[Begin]

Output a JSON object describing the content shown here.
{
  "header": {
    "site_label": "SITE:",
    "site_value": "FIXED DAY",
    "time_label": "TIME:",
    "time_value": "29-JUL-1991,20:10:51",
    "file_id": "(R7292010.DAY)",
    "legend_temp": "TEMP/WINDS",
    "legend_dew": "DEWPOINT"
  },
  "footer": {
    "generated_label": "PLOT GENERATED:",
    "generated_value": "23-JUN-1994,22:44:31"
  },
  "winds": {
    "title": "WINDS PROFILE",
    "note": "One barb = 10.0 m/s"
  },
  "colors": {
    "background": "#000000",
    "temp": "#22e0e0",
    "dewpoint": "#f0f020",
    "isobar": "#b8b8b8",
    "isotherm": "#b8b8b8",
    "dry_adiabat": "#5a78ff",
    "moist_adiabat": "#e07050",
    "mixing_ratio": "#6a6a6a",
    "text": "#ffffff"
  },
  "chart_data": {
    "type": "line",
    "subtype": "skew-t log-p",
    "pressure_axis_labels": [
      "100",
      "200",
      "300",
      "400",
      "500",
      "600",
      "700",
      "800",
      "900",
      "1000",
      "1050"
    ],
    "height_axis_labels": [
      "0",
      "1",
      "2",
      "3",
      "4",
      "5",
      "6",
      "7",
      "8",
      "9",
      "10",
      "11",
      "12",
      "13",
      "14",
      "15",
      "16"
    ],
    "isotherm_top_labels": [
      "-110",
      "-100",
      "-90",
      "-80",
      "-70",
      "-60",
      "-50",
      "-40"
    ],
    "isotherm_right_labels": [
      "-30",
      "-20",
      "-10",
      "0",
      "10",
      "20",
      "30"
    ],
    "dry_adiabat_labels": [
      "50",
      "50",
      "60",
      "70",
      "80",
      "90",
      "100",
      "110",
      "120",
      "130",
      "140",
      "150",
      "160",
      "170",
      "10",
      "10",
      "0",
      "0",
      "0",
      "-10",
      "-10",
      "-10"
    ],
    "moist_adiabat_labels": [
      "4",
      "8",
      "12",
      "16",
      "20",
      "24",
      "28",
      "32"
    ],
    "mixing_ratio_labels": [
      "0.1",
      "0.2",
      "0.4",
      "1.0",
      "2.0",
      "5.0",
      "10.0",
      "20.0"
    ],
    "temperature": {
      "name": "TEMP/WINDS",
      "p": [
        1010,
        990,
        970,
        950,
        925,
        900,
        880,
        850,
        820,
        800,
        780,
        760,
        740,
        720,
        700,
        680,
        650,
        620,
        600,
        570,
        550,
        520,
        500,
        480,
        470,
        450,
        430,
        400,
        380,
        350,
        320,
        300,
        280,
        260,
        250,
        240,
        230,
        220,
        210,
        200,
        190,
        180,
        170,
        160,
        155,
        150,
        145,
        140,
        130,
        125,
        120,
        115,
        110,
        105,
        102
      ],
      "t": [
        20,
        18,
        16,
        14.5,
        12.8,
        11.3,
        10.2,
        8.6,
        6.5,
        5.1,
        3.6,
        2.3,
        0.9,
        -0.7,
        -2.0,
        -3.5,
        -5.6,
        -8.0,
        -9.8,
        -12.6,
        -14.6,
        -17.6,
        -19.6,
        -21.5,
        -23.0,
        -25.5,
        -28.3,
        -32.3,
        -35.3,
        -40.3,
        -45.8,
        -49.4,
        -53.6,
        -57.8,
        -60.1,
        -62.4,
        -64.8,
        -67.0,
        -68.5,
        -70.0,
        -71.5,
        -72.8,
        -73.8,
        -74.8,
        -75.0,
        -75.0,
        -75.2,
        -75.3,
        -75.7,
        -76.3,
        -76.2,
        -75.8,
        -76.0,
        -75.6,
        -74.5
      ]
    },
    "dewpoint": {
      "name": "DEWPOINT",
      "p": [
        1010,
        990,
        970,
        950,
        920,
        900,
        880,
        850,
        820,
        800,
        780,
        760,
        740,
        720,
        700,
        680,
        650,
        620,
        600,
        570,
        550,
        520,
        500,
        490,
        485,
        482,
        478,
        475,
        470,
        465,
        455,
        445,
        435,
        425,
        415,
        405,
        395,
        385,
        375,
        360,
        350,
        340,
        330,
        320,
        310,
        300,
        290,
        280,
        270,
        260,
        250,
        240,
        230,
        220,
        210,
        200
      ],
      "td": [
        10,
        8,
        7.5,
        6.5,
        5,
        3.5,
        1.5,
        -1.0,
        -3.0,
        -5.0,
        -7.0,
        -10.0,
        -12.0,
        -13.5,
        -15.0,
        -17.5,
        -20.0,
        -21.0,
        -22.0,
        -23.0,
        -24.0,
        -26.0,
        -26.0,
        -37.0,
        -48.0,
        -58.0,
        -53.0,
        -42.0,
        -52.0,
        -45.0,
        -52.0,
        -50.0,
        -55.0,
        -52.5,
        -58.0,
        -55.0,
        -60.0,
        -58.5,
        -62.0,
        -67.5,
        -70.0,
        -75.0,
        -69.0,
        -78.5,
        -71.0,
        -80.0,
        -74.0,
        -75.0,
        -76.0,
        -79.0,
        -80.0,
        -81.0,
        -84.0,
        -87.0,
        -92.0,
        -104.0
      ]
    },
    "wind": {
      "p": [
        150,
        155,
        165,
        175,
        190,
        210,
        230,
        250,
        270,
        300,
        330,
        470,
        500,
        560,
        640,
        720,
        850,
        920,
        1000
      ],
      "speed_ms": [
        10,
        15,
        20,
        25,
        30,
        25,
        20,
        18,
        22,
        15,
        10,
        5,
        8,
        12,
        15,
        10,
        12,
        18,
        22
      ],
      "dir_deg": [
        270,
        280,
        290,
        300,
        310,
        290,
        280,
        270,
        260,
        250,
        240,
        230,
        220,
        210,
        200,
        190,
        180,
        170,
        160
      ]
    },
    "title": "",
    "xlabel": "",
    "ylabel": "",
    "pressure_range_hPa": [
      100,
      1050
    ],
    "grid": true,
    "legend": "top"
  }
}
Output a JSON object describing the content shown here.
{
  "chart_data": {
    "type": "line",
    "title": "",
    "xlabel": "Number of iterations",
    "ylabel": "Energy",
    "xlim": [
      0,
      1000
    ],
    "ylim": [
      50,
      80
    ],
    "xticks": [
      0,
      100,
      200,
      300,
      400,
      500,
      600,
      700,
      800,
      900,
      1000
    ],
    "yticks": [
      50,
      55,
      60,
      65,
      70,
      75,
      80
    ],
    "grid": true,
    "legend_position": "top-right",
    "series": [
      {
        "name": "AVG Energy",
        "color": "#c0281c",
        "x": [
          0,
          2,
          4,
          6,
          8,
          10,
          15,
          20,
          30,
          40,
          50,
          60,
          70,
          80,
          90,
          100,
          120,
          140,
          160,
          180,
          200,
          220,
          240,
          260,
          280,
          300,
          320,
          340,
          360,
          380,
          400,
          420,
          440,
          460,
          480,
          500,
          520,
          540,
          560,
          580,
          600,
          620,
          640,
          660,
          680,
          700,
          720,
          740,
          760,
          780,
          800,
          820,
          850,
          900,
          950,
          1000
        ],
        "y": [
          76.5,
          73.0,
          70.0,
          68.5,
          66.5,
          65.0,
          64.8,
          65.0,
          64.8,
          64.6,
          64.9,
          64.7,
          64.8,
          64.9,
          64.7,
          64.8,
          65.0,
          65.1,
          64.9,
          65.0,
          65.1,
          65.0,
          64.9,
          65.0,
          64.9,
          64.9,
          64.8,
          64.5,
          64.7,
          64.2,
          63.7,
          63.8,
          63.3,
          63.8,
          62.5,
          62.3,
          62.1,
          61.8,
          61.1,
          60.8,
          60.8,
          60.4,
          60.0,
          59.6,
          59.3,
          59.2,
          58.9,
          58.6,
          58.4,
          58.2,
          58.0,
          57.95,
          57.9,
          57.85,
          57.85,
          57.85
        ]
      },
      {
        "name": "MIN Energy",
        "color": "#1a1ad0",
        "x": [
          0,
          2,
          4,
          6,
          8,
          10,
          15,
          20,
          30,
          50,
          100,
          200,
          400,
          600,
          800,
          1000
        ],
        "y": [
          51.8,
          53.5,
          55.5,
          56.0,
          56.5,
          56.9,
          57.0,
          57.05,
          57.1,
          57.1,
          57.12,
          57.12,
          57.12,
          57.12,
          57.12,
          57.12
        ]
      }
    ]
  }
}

[End]

_STATED GOAL_: The answer should be a single number: the count of lines in the data that include the string "xlabel".

_REPLY TO THE TASK_: 2